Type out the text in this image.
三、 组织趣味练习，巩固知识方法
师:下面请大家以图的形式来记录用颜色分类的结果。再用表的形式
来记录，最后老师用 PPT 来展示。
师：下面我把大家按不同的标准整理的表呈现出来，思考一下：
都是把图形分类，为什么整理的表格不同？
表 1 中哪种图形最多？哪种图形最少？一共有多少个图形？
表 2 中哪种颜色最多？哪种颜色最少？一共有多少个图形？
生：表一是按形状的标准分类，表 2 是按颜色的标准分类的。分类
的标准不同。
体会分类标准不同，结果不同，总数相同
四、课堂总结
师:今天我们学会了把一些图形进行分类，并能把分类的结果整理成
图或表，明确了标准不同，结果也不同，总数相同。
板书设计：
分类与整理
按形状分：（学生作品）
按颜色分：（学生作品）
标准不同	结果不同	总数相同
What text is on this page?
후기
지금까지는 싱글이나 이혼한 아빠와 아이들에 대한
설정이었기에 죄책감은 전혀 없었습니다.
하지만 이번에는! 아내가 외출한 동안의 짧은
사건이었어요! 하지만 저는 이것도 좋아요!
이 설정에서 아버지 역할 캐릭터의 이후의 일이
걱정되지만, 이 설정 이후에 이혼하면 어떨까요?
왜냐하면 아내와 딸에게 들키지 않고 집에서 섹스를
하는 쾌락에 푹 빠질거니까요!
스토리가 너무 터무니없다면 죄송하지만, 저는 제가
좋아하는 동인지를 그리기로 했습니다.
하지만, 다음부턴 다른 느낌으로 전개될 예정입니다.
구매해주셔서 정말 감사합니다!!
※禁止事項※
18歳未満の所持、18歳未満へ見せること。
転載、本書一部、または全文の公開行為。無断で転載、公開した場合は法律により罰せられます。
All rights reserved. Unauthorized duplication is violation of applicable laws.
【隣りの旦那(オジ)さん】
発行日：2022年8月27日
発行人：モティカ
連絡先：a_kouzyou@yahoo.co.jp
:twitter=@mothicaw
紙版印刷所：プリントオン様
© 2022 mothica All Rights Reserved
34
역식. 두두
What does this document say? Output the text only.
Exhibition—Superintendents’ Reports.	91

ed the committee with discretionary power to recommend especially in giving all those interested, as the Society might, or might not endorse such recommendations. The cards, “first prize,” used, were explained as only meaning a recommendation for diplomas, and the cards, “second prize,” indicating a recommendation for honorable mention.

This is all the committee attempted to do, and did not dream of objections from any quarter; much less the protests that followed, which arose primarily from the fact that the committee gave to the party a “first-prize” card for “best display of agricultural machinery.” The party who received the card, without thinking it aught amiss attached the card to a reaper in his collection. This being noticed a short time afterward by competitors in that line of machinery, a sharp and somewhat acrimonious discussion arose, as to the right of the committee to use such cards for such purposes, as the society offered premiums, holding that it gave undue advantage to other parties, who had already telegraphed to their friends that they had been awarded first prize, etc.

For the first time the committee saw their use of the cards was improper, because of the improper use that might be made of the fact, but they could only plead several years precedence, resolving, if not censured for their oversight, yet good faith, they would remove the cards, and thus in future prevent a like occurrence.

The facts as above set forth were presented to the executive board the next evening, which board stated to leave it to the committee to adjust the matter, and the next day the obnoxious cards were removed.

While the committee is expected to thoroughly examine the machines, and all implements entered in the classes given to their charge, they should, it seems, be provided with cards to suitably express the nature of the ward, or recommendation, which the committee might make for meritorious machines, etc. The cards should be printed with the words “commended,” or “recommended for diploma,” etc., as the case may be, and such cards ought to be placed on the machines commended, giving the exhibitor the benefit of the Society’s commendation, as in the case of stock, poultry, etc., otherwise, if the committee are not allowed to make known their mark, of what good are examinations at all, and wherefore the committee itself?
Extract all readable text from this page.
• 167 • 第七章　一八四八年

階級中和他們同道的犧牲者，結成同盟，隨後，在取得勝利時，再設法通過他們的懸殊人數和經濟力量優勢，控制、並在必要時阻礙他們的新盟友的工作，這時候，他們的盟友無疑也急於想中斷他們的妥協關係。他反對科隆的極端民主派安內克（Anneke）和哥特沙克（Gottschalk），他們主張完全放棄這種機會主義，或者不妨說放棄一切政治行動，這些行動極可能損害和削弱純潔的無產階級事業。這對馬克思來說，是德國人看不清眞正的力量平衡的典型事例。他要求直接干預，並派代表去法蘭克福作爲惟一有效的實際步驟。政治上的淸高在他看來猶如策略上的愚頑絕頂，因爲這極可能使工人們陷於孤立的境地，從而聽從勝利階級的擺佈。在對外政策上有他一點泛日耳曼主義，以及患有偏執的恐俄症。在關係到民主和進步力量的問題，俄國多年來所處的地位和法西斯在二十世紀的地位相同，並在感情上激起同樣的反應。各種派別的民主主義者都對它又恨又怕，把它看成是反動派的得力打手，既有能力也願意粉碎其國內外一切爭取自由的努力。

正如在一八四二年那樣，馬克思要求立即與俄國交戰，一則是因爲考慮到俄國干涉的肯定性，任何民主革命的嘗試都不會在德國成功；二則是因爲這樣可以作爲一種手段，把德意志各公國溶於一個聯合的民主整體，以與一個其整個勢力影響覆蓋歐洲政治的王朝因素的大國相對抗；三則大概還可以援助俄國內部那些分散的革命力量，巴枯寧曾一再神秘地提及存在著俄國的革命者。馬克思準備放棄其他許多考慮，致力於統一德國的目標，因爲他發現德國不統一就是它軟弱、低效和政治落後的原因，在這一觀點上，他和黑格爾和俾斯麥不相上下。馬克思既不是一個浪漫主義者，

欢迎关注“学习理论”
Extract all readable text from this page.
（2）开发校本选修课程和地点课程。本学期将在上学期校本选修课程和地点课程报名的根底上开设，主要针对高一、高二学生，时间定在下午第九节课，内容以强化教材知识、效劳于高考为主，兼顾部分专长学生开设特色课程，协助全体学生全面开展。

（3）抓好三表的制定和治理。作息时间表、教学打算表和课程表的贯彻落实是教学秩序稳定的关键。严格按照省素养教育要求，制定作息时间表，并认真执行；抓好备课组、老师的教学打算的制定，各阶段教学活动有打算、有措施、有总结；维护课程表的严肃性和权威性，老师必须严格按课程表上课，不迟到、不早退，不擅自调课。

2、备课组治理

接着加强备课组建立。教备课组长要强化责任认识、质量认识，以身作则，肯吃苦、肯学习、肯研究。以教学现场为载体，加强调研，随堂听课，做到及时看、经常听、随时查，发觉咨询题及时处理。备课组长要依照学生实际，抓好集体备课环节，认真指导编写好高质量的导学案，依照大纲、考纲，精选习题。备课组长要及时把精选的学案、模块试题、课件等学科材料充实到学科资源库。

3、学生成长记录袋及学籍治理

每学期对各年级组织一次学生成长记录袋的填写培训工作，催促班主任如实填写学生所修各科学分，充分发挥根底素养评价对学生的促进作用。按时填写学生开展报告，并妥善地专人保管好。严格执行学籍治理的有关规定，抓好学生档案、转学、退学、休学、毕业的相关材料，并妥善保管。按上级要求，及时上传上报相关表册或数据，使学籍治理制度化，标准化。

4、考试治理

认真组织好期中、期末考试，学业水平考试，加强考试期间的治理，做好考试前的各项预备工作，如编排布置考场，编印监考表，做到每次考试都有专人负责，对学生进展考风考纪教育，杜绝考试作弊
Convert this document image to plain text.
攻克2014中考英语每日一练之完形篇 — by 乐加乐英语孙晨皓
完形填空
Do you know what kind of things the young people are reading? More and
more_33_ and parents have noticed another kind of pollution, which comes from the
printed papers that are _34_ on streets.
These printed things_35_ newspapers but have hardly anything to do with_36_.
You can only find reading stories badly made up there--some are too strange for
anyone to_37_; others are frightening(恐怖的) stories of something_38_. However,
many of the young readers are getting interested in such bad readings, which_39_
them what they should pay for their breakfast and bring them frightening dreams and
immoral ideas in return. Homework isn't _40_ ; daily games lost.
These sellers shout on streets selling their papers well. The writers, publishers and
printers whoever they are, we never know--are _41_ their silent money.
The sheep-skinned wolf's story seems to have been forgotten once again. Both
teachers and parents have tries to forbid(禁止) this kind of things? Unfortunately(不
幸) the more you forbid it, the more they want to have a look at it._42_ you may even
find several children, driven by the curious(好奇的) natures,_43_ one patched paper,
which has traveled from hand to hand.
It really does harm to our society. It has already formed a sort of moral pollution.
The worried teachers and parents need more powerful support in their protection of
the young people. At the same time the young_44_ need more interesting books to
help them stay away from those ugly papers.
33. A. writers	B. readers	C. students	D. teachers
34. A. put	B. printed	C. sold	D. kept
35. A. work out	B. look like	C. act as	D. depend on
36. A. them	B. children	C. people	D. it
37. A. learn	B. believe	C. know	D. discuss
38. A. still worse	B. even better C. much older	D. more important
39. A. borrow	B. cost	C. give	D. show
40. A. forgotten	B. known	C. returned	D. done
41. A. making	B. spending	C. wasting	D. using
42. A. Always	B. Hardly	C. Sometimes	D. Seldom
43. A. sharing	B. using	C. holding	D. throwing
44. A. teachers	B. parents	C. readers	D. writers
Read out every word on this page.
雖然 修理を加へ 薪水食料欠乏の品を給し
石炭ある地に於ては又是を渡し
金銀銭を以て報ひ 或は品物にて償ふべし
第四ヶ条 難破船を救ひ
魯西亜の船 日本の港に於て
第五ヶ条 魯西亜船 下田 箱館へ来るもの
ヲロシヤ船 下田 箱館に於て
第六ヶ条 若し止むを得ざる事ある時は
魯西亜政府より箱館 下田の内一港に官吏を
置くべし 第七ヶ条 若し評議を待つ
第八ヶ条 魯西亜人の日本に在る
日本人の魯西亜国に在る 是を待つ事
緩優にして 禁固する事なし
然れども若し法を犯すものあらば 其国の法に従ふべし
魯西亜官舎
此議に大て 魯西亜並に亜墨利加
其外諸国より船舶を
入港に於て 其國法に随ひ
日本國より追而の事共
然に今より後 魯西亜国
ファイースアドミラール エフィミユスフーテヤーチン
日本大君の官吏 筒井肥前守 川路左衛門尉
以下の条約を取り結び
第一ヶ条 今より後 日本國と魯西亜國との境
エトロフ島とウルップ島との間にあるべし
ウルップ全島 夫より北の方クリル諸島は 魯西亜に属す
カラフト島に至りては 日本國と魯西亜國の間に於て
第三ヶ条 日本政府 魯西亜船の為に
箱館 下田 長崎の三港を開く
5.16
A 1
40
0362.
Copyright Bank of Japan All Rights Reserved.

==================================================

SET TASK »
Within the data above, pick out all lines holding the word "need".

RESPONSE »
The worried teachers and parents need more powerful support in their protection of
the young people. At the same time the young_44_ need more interesting books to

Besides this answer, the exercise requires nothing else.